Task to complete:
Pictures do not belong in the copy; quote every entry below exactly.

Provided information:
• • • • • • •
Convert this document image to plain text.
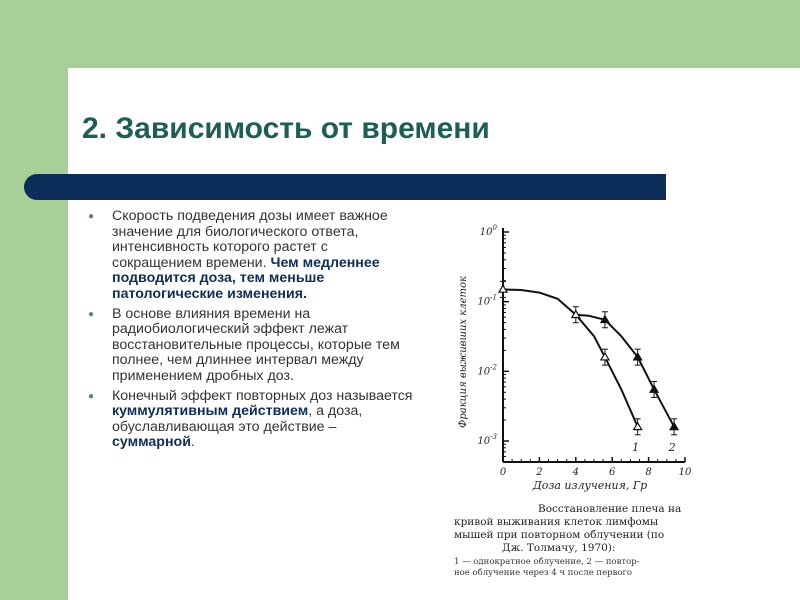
2. Зависимость от времени
● Скорость подведения дозы имеет важное значение для биологического ответа, интенсивность которого растет с сокращением времени. Чем медленнее подводится доза, тем меньше патологические изменения.
● В основе влияния времени на радиобиологический эффект лежат восстановительные процессы, которые тем полнее, чем длиннее интервал между применением дробных доз.
● Конечный эффект повторных доз называется куммулятивным действием, а доза, обуславливающая это действие – суммарной.
0	2	4	6	8	10
$10^0$
$10^{-1}$
$10^{-2}$
$10^{-3}$
1	2
Фракция выживших клеток
Доза излучения, Гр
Восстановление плеча на
кривой выживания клеток лимфомы
мышей при повторном облучении (по
Дж. Толмачу, 1970):
1 — однократное облучение, 2 — повтор-
ное облучение через 4 ч после первого
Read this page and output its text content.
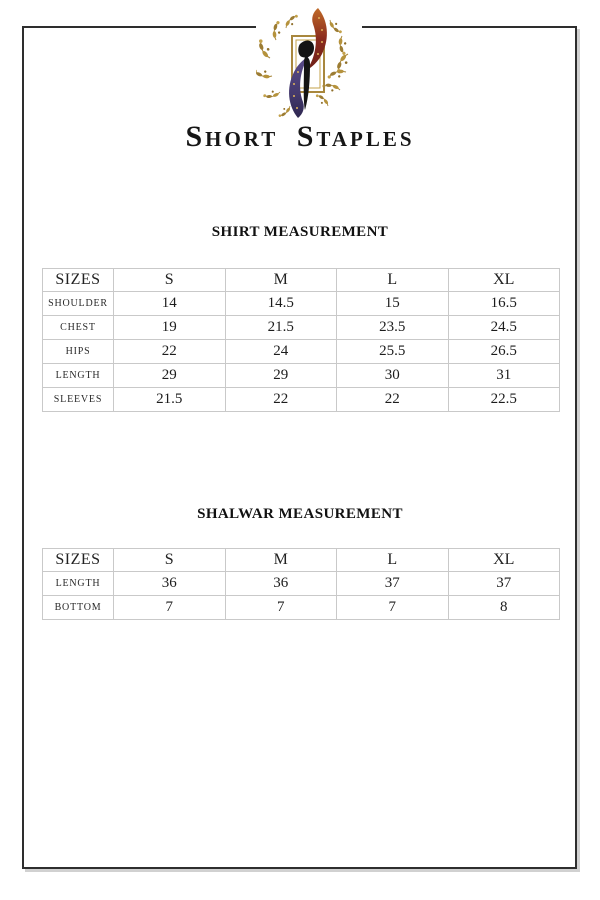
Short Staples
SHIRT MEASUREMENT
SIZES	S	M	L	XL
SHOULDER	14	14.5	15	16.5
CHEST	19	21.5	23.5	24.5
HIPS	22	24	25.5	26.5
LENGTH	29	29	30	31
SLEEVES	21.5	22	22	22.5
SHALWAR MEASUREMENT
SIZES	S	M	L	XL
LENGTH	36	36	37	37
BOTTOM	7	7	7	8
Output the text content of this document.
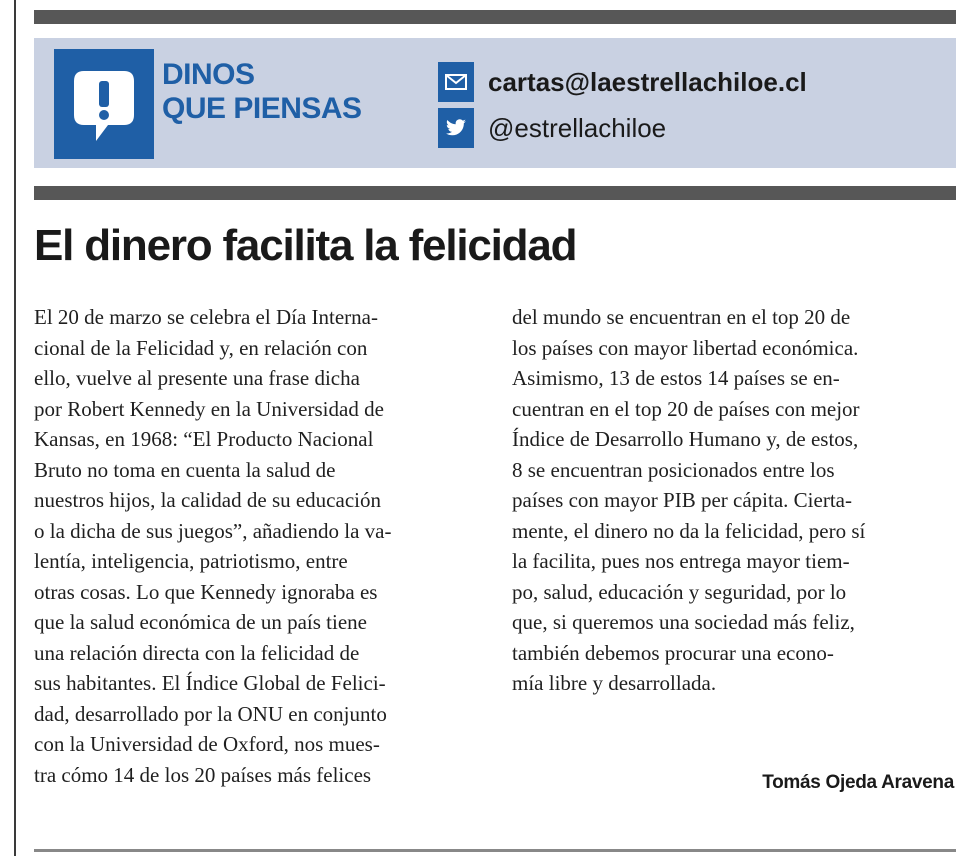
DINOS
QUE PIENSAS
cartas@laestrellachiloe.cl
@estrellachiloe
El dinero facilita la felicidad
El 20 de marzo se celebra el Día Interna-
cional de la Felicidad y, en relación con
ello, vuelve al presente una frase dicha
por Robert Kennedy en la Universidad de
Kansas, en 1968: “El Producto Nacional
Bruto no toma en cuenta la salud de
nuestros hijos, la calidad de su educación
o la dicha de sus juegos”, añadiendo la va-
lentía, inteligencia, patriotismo, entre
otras cosas. Lo que Kennedy ignoraba es
que la salud económica de un país tiene
una relación directa con la felicidad de
sus habitantes. El Índice Global de Felici-
dad, desarrollado por la ONU en conjunto
con la Universidad de Oxford, nos mues-
tra cómo 14 de los 20 países más felices
del mundo se encuentran en el top 20 de
los países con mayor libertad económica.
Asimismo, 13 de estos 14 países se en-
cuentran en el top 20 de países con mejor
Índice de Desarrollo Humano y, de estos,
8 se encuentran posicionados entre los
países con mayor PIB per cápita. Cierta-
mente, el dinero no da la felicidad, pero sí
la facilita, pues nos entrega mayor tiem-
po, salud, educación y seguridad, por lo
que, si queremos una sociedad más feliz,
también debemos procurar una econo-
mía libre y desarrollada.
Tomás Ojeda Aravena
• • • • • • •
Expected answer:
Convert this document image to plain text.
2. Зависимость от времени
● Скорость подведения дозы имеет важное значение для биологического ответа, интенсивность которого растет с сокращением времени. Чем медленнее подводится доза, тем меньше патологические изменения.
● В основе влияния времени на радиобиологический эффект лежат восстановительные процессы, которые тем полнее, чем длиннее интервал между применением дробных доз.
● Конечный эффект повторных доз называется куммулятивным действием, а доза, обуславливающая это действие – суммарной.
0	2	4	6	8	10
$10^0$
$10^{-1}$
$10^{-2}$
$10^{-3}$
1	2
Фракция выживших клеток
Доза излучения, Гр
Восстановление плеча на
кривой выживания клеток лимфомы
мышей при повторном облучении (по
Дж. Толмачу, 1970):
1 — однократное облучение, 2 — повтор-
ное облучение через 4 ч после первого
Read this page and output its text content.
Short Staples
SHIRT MEASUREMENT
SIZES	S	M	L	XL
SHOULDER	14	14.5	15	16.5
CHEST	19	21.5	23.5	24.5
HIPS	22	24	25.5	26.5
LENGTH	29	29	30	31
SLEEVES	21.5	22	22	22.5
SHALWAR MEASUREMENT
SIZES	S	M	L	XL
LENGTH	36	36	37	37
BOTTOM	7	7	7	8
Output the text content of this document.
DINOS
QUE PIENSAS
cartas@laestrellachiloe.cl
@estrellachiloe
El dinero facilita la felicidad
El 20 de marzo se celebra el Día Interna-
cional de la Felicidad y, en relación con
ello, vuelve al presente una frase dicha
por Robert Kennedy en la Universidad de
Kansas, en 1968: “El Producto Nacional
Bruto no toma en cuenta la salud de
nuestros hijos, la calidad de su educación
o la dicha de sus juegos”, añadiendo la va-
lentía, inteligencia, patriotismo, entre
otras cosas. Lo que Kennedy ignoraba es
que la salud económica de un país tiene
una relación directa con la felicidad de
sus habitantes. El Índice Global de Felici-
dad, desarrollado por la ONU en conjunto
con la Universidad de Oxford, nos mues-
tra cómo 14 de los 20 países más felices
del mundo se encuentran en el top 20 de
los países con mayor libertad económica.
Asimismo, 13 de estos 14 países se en-
cuentran en el top 20 de países con mejor
Índice de Desarrollo Humano y, de estos,
8 se encuentran posicionados entre los
países con mayor PIB per cápita. Cierta-
mente, el dinero no da la felicidad, pero sí
la facilita, pues nos entrega mayor tiem-
po, salud, educación y seguridad, por lo
que, si queremos una sociedad más feliz,
también debemos procurar una econo-
mía libre y desarrollada.
Tomás Ojeda Aravena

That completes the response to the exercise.